__Instruction__. Copy out each line of the data holding "avatar".

>> BEGIN Supplied entries

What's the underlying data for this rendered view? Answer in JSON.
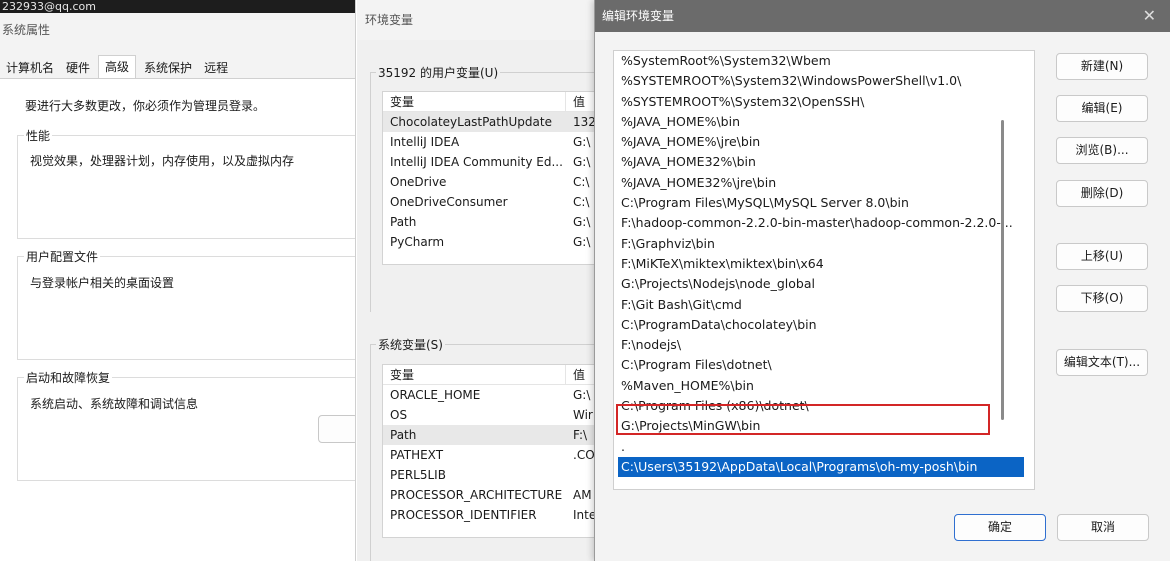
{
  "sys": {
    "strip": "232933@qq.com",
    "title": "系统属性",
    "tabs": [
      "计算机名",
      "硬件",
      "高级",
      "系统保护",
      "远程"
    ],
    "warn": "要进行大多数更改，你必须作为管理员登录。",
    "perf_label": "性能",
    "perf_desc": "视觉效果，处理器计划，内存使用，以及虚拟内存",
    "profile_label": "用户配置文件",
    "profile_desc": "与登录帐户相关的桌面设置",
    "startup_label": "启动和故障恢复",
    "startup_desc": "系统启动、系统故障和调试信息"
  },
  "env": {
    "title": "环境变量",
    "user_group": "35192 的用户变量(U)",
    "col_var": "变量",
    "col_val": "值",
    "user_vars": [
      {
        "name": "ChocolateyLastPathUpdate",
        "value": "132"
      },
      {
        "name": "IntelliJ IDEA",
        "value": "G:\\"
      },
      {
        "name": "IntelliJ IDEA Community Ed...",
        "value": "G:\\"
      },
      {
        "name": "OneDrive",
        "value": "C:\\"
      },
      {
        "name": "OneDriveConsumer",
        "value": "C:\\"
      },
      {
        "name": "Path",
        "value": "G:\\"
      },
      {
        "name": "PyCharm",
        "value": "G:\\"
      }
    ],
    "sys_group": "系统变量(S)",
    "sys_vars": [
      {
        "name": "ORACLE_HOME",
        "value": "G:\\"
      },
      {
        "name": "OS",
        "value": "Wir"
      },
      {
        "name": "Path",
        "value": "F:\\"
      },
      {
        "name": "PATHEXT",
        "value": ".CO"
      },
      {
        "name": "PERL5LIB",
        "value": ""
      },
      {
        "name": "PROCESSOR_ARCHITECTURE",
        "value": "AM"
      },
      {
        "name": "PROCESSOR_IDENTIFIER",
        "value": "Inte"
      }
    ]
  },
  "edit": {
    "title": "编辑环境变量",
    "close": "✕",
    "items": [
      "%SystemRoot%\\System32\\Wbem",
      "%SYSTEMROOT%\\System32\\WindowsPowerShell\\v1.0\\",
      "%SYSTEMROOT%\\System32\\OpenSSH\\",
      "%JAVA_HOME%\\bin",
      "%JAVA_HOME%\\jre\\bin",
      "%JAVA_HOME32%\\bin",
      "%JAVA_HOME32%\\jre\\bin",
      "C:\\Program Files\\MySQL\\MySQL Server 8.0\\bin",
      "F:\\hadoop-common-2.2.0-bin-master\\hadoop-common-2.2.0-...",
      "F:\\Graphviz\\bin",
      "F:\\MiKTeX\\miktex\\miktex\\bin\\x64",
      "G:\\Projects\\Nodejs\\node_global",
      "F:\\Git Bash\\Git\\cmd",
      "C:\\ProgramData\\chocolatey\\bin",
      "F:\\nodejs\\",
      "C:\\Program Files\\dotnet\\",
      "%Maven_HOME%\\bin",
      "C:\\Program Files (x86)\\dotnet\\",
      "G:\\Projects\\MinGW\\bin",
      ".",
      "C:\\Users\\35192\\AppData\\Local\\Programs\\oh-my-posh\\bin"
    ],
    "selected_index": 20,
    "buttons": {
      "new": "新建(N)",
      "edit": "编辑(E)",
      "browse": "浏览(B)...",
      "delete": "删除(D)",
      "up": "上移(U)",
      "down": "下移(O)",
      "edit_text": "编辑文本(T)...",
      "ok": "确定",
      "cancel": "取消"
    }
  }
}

>> END Supplied entries
>> BEGIN Supplied entries

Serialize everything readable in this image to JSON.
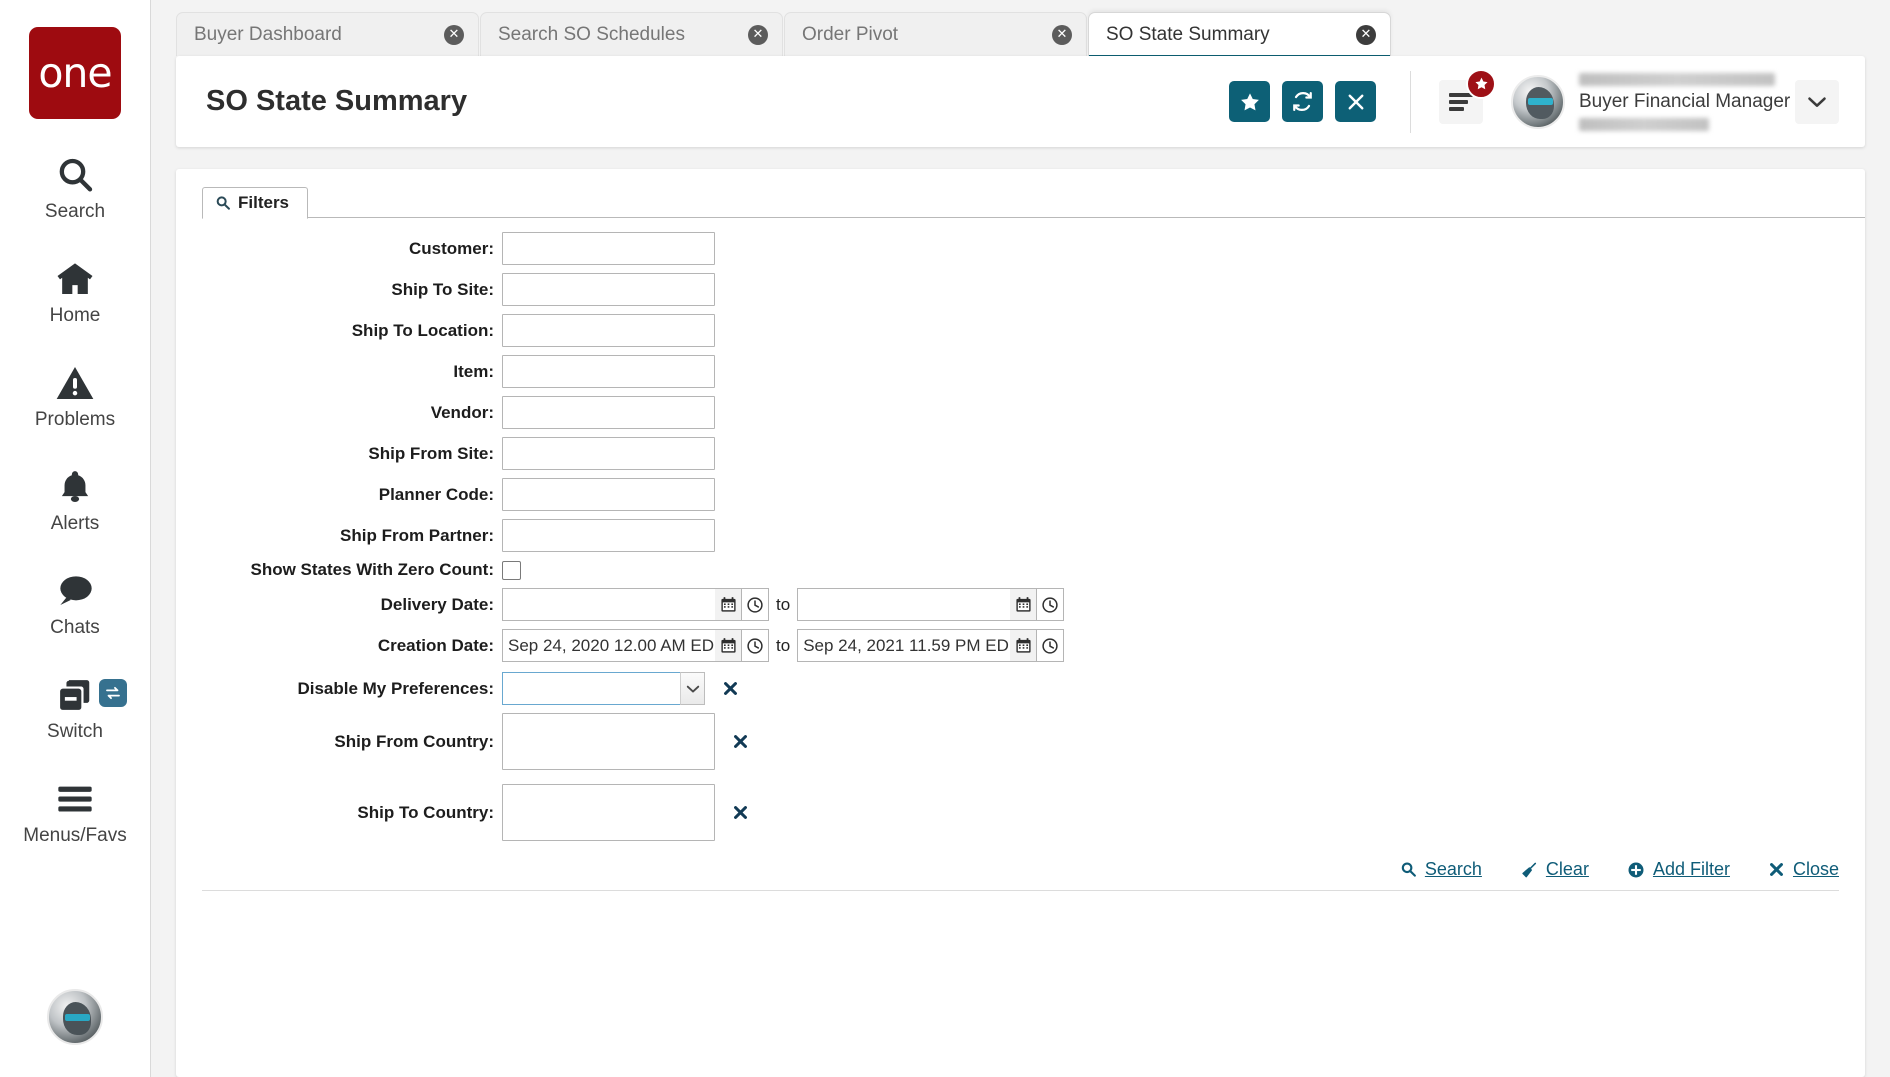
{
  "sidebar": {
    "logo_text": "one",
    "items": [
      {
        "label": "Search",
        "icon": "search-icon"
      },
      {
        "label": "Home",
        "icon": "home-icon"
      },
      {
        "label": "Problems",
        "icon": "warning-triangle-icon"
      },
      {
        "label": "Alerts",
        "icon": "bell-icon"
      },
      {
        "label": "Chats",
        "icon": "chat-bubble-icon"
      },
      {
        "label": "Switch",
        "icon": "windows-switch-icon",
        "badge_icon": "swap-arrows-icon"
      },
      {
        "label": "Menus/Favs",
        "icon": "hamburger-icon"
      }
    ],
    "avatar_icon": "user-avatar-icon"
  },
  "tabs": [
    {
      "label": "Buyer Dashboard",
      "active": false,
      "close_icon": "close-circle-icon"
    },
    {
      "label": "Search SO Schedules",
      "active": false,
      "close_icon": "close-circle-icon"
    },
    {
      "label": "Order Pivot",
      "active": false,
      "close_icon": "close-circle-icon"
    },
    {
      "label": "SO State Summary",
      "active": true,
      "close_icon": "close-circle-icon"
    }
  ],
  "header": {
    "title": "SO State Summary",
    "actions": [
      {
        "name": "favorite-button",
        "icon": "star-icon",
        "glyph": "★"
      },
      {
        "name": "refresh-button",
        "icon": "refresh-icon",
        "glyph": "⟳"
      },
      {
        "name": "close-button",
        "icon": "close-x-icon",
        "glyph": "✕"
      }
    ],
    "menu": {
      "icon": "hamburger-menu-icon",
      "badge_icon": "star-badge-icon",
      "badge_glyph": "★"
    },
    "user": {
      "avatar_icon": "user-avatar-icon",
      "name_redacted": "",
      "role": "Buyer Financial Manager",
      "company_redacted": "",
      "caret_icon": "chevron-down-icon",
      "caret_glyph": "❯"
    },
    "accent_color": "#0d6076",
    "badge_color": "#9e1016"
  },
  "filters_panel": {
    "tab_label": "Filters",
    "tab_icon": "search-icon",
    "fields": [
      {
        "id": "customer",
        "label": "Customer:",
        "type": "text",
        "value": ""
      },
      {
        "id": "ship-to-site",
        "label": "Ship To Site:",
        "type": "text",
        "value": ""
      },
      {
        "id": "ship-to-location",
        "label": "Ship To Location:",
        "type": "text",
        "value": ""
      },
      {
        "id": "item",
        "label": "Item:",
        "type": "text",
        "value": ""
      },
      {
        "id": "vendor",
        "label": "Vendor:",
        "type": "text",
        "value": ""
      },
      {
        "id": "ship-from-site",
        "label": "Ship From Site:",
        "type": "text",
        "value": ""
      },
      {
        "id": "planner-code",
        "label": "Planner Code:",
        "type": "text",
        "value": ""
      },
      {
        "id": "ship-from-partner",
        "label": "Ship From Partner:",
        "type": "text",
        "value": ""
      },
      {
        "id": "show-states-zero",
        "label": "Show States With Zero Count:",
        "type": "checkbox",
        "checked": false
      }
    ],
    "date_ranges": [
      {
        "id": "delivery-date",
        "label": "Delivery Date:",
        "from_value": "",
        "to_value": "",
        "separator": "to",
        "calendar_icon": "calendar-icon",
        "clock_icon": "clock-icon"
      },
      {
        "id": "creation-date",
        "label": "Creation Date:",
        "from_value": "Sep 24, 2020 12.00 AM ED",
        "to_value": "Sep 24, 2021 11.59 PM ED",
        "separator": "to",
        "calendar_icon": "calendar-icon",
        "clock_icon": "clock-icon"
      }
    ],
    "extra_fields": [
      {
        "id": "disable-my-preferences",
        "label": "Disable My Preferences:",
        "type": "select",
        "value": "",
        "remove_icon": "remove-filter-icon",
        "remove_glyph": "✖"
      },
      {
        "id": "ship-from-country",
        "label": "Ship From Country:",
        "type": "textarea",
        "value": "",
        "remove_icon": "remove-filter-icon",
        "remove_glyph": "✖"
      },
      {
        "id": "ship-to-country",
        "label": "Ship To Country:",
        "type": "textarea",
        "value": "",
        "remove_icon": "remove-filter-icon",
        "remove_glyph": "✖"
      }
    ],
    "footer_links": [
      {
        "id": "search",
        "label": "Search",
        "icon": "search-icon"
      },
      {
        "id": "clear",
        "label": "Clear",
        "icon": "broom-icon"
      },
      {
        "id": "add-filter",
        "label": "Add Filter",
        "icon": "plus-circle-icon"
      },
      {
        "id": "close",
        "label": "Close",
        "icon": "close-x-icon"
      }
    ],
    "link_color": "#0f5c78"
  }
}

>> END Supplied entries

__Answer to this problem__.
    "avatar_icon": "user-avatar-icon"
      "avatar_icon": "user-avatar-icon",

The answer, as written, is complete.